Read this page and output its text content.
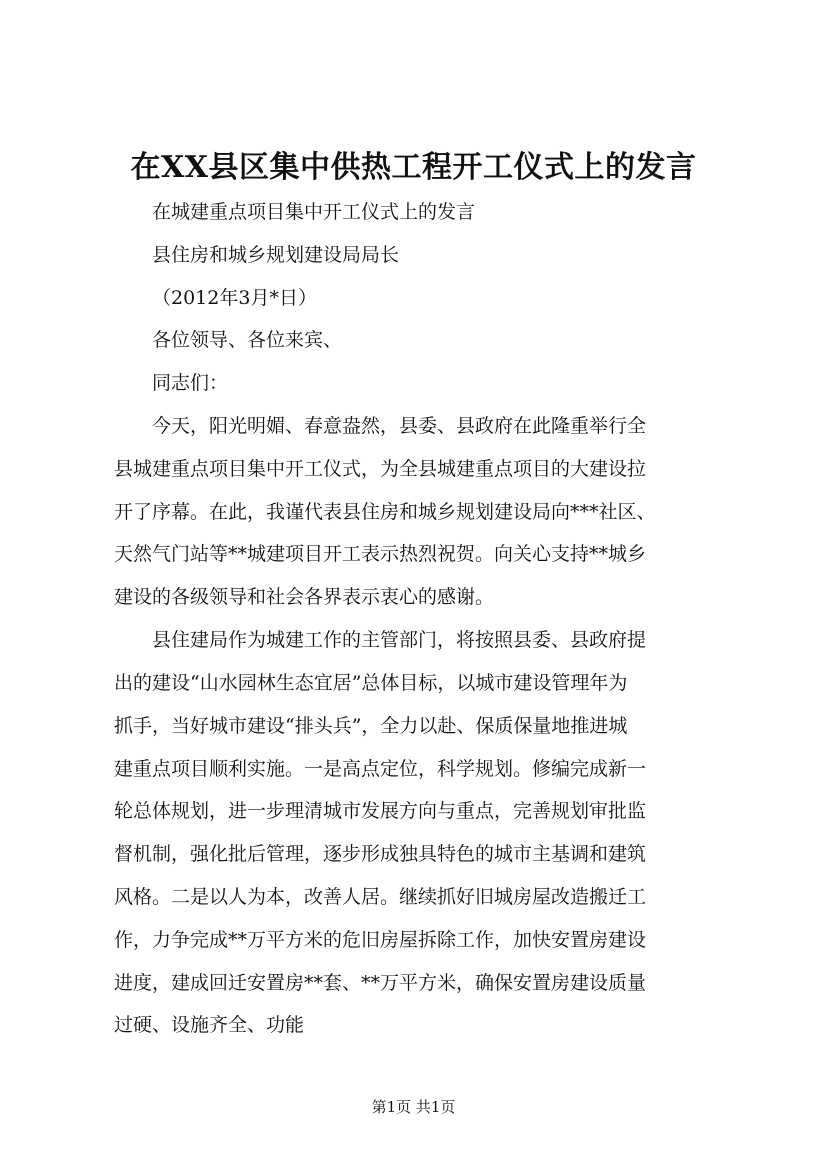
在XX县区集中供热工程开工仪式上的发言

在城建重点项目集中开工仪式上的发言

县住房和城乡规划建设局局长

（2012年3月*日）

各位领导、各位来宾、

同志们：

今天，阳光明媚、春意盎然，县委、县政府在此隆重举行全

县城建重点项目集中开工仪式，为全县城建重点项目的大建设拉

开了序幕。在此，我谨代表县住房和城乡规划建设局向***社区、

天然气门站等**城建项目开工表示热烈祝贺。向关心支持**城乡

建设的各级领导和社会各界表示衷心的感谢。

县住建局作为城建工作的主管部门，将按照县委、县政府提

出的建设“山水园林生态宜居”总体目标，以城市建设管理年为

抓手，当好城市建设“排头兵”，全力以赴、保质保量地推进城

建重点项目顺利实施。一是高点定位，科学规划。修编完成新一

轮总体规划，进一步理清城市发展方向与重点，完善规划审批监

督机制，强化批后管理，逐步形成独具特色的城市主基调和建筑

风格。二是以人为本，改善人居。继续抓好旧城房屋改造搬迁工

作，力争完成**万平方米的危旧房屋拆除工作，加快安置房建设

进度，建成回迁安置房**套、**万平方米，确保安置房建设质量

过硬、设施齐全、功能

第1页 共1页
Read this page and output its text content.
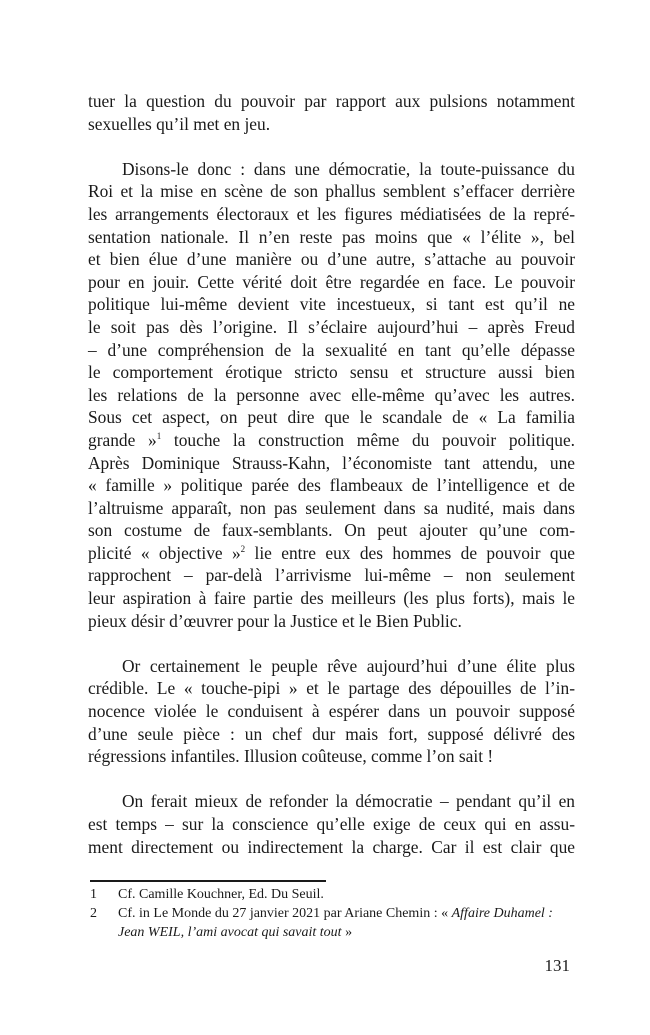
tuer la question du pouvoir par rapport aux pulsions notamment
sexuelles qu’il met en jeu.
Disons-le donc : dans une démocratie, la toute-puissance du
Roi et la mise en scène de son phallus semblent s’effacer derrière
les arrangements électoraux et les figures médiatisées de la repré-
sentation nationale. Il n’en reste pas moins que « l’élite », bel
et bien élue d’une manière ou d’une autre, s’attache au pouvoir
pour en jouir. Cette vérité doit être regardée en face. Le pouvoir
politique lui-même devient vite incestueux, si tant est qu’il ne
le soit pas dès l’origine. Il s’éclaire aujourd’hui – après Freud
– d’une compréhension de la sexualité en tant qu’elle dépasse
le comportement érotique stricto sensu et structure aussi bien
les relations de la personne avec elle-même qu’avec les autres.
Sous cet aspect, on peut dire que le scandale de « La familia
grande »$^1$ touche la construction même du pouvoir politique.
Après Dominique Strauss-Kahn, l’économiste tant attendu, une
« famille » politique parée des flambeaux de l’intelligence et de
l’altruisme apparaît, non pas seulement dans sa nudité, mais dans
son costume de faux-semblants. On peut ajouter qu’une com-
plicité « objective »$^2$ lie entre eux des hommes de pouvoir que
rapprochent – par-delà l’arrivisme lui-même – non seulement
leur aspiration à faire partie des meilleurs (les plus forts), mais le
pieux désir d’œuvrer pour la Justice et le Bien Public.
Or certainement le peuple rêve aujourd’hui d’une élite plus
crédible. Le « touche-pipi » et le partage des dépouilles de l’in-
nocence violée le conduisent à espérer dans un pouvoir supposé
d’une seule pièce : un chef dur mais fort, supposé délivré des
régressions infantiles. Illusion coûteuse, comme l’on sait !
On ferait mieux de refonder la démocratie – pendant qu’il en
est temps – sur la conscience qu’elle exige de ceux qui en assu-
ment directement ou indirectement la charge. Car il est clair que
1 Cf. Camille Kouchner, Ed. Du Seuil.
2 Cf. in Le Monde du 27 janvier 2021 par Ariane Chemin : « Affaire Duhamel : Jean WEIL, l’ami avocat qui savait tout »
131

=====

▸ WHAT YOU NEED TO DO:
Reproduce the full material exactly, excluding the pictures.

▸ EXERCISE SOLUTION:
Read this page and output its text content.
在XX县区集中供热工程开工仪式上的发言

在城建重点项目集中开工仪式上的发言

县住房和城乡规划建设局局长

（2012年3月*日）

各位领导、各位来宾、

同志们：

今天，阳光明媚、春意盎然，县委、县政府在此隆重举行全

县城建重点项目集中开工仪式，为全县城建重点项目的大建设拉

开了序幕。在此，我谨代表县住房和城乡规划建设局向***社区、

天然气门站等**城建项目开工表示热烈祝贺。向关心支持**城乡

建设的各级领导和社会各界表示衷心的感谢。

县住建局作为城建工作的主管部门，将按照县委、县政府提

出的建设“山水园林生态宜居”总体目标，以城市建设管理年为

抓手，当好城市建设“排头兵”，全力以赴、保质保量地推进城

建重点项目顺利实施。一是高点定位，科学规划。修编完成新一

轮总体规划，进一步理清城市发展方向与重点，完善规划审批监

督机制，强化批后管理，逐步形成独具特色的城市主基调和建筑

风格。二是以人为本，改善人居。继续抓好旧城房屋改造搬迁工

作，力争完成**万平方米的危旧房屋拆除工作，加快安置房建设

进度，建成回迁安置房**套、**万平方米，确保安置房建设质量

过硬、设施齐全、功能

第1页 共1页
Read this page and output its text content.
tuer la question du pouvoir par rapport aux pulsions notamment
sexuelles qu’il met en jeu.
Disons-le donc : dans une démocratie, la toute-puissance du
Roi et la mise en scène de son phallus semblent s’effacer derrière
les arrangements électoraux et les figures médiatisées de la repré-
sentation nationale. Il n’en reste pas moins que « l’élite », bel
et bien élue d’une manière ou d’une autre, s’attache au pouvoir
pour en jouir. Cette vérité doit être regardée en face. Le pouvoir
politique lui-même devient vite incestueux, si tant est qu’il ne
le soit pas dès l’origine. Il s’éclaire aujourd’hui – après Freud
– d’une compréhension de la sexualité en tant qu’elle dépasse
le comportement érotique stricto sensu et structure aussi bien
les relations de la personne avec elle-même qu’avec les autres.
Sous cet aspect, on peut dire que le scandale de « La familia
grande »$^1$ touche la construction même du pouvoir politique.
Après Dominique Strauss-Kahn, l’économiste tant attendu, une
« famille » politique parée des flambeaux de l’intelligence et de
l’altruisme apparaît, non pas seulement dans sa nudité, mais dans
son costume de faux-semblants. On peut ajouter qu’une com-
plicité « objective »$^2$ lie entre eux des hommes de pouvoir que
rapprochent – par-delà l’arrivisme lui-même – non seulement
leur aspiration à faire partie des meilleurs (les plus forts), mais le
pieux désir d’œuvrer pour la Justice et le Bien Public.
Or certainement le peuple rêve aujourd’hui d’une élite plus
crédible. Le « touche-pipi » et le partage des dépouilles de l’in-
nocence violée le conduisent à espérer dans un pouvoir supposé
d’une seule pièce : un chef dur mais fort, supposé délivré des
régressions infantiles. Illusion coûteuse, comme l’on sait !
On ferait mieux de refonder la démocratie – pendant qu’il en
est temps – sur la conscience qu’elle exige de ceux qui en assu-
ment directement ou indirectement la charge. Car il est clair que
1 Cf. Camille Kouchner, Ed. Du Seuil.
2 Cf. in Le Monde du 27 janvier 2021 par Ariane Chemin : « Affaire Duhamel : Jean WEIL, l’ami avocat qui savait tout »
131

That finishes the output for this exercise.